• Data shown
[BEGIN]
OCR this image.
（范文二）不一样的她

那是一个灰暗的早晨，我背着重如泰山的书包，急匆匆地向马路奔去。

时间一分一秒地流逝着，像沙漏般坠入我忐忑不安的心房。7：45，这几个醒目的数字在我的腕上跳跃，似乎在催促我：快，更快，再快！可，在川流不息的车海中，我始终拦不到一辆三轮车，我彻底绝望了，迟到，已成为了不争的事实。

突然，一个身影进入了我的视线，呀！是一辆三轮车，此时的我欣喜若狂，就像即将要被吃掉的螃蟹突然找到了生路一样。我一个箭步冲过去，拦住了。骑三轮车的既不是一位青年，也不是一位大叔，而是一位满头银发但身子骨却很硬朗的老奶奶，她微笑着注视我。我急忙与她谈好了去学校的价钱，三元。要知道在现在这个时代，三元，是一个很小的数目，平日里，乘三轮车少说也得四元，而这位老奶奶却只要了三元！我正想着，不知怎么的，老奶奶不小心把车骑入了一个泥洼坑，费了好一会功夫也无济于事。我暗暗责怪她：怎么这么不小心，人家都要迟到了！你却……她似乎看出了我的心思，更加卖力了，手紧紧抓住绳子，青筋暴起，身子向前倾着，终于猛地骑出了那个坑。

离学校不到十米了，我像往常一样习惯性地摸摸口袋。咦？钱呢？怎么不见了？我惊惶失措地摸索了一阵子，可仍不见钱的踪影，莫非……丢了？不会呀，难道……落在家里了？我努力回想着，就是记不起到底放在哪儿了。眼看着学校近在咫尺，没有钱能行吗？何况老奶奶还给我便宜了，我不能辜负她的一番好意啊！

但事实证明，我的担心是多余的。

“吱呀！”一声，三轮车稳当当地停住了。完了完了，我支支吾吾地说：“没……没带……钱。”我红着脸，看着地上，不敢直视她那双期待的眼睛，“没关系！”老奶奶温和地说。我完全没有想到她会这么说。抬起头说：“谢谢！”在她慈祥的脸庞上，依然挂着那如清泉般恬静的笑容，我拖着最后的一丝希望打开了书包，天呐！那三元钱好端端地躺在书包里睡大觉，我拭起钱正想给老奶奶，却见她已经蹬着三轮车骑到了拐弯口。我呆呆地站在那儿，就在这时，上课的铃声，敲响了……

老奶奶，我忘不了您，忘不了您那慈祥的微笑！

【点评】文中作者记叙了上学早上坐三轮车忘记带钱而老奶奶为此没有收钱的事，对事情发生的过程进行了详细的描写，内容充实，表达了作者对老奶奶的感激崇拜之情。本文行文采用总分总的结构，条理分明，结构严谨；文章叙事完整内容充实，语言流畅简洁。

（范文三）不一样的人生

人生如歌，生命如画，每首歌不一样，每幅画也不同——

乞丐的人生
[END]
• The exercise
Give back the whole listing, word for word.

• Result of the exercise
OCR this image.
（范文二）不一样的她

那是一个灰暗的早晨，我背着重如泰山的书包，急匆匆地向马路奔去。

时间一分一秒地流逝着，像沙漏般坠入我忐忑不安的心房。7：45，这几个醒目的数字在我的腕上跳跃，似乎在催促我：快，更快，再快！可，在川流不息的车海中，我始终拦不到一辆三轮车，我彻底绝望了，迟到，已成为了不争的事实。

突然，一个身影进入了我的视线，呀！是一辆三轮车，此时的我欣喜若狂，就像即将要被吃掉的螃蟹突然找到了生路一样。我一个箭步冲过去，拦住了。骑三轮车的既不是一位青年，也不是一位大叔，而是一位满头银发但身子骨却很硬朗的老奶奶，她微笑着注视我。我急忙与她谈好了去学校的价钱，三元。要知道在现在这个时代，三元，是一个很小的数目，平日里，乘三轮车少说也得四元，而这位老奶奶却只要了三元！我正想着，不知怎么的，老奶奶不小心把车骑入了一个泥洼坑，费了好一会功夫也无济于事。我暗暗责怪她：怎么这么不小心，人家都要迟到了！你却……她似乎看出了我的心思，更加卖力了，手紧紧抓住绳子，青筋暴起，身子向前倾着，终于猛地骑出了那个坑。

离学校不到十米了，我像往常一样习惯性地摸摸口袋。咦？钱呢？怎么不见了？我惊惶失措地摸索了一阵子，可仍不见钱的踪影，莫非……丢了？不会呀，难道……落在家里了？我努力回想着，就是记不起到底放在哪儿了。眼看着学校近在咫尺，没有钱能行吗？何况老奶奶还给我便宜了，我不能辜负她的一番好意啊！

但事实证明，我的担心是多余的。

“吱呀！”一声，三轮车稳当当地停住了。完了完了，我支支吾吾地说：“没……没带……钱。”我红着脸，看着地上，不敢直视她那双期待的眼睛，“没关系！”老奶奶温和地说。我完全没有想到她会这么说。抬起头说：“谢谢！”在她慈祥的脸庞上，依然挂着那如清泉般恬静的笑容，我拖着最后的一丝希望打开了书包，天呐！那三元钱好端端地躺在书包里睡大觉，我拭起钱正想给老奶奶，却见她已经蹬着三轮车骑到了拐弯口。我呆呆地站在那儿，就在这时，上课的铃声，敲响了……

老奶奶，我忘不了您，忘不了您那慈祥的微笑！

【点评】文中作者记叙了上学早上坐三轮车忘记带钱而老奶奶为此没有收钱的事，对事情发生的过程进行了详细的描写，内容充实，表达了作者对老奶奶的感激崇拜之情。本文行文采用总分总的结构，条理分明，结构严谨；文章叙事完整内容充实，语言流畅简洁。

（范文三）不一样的人生

人生如歌，生命如画，每首歌不一样，每幅画也不同——

乞丐的人生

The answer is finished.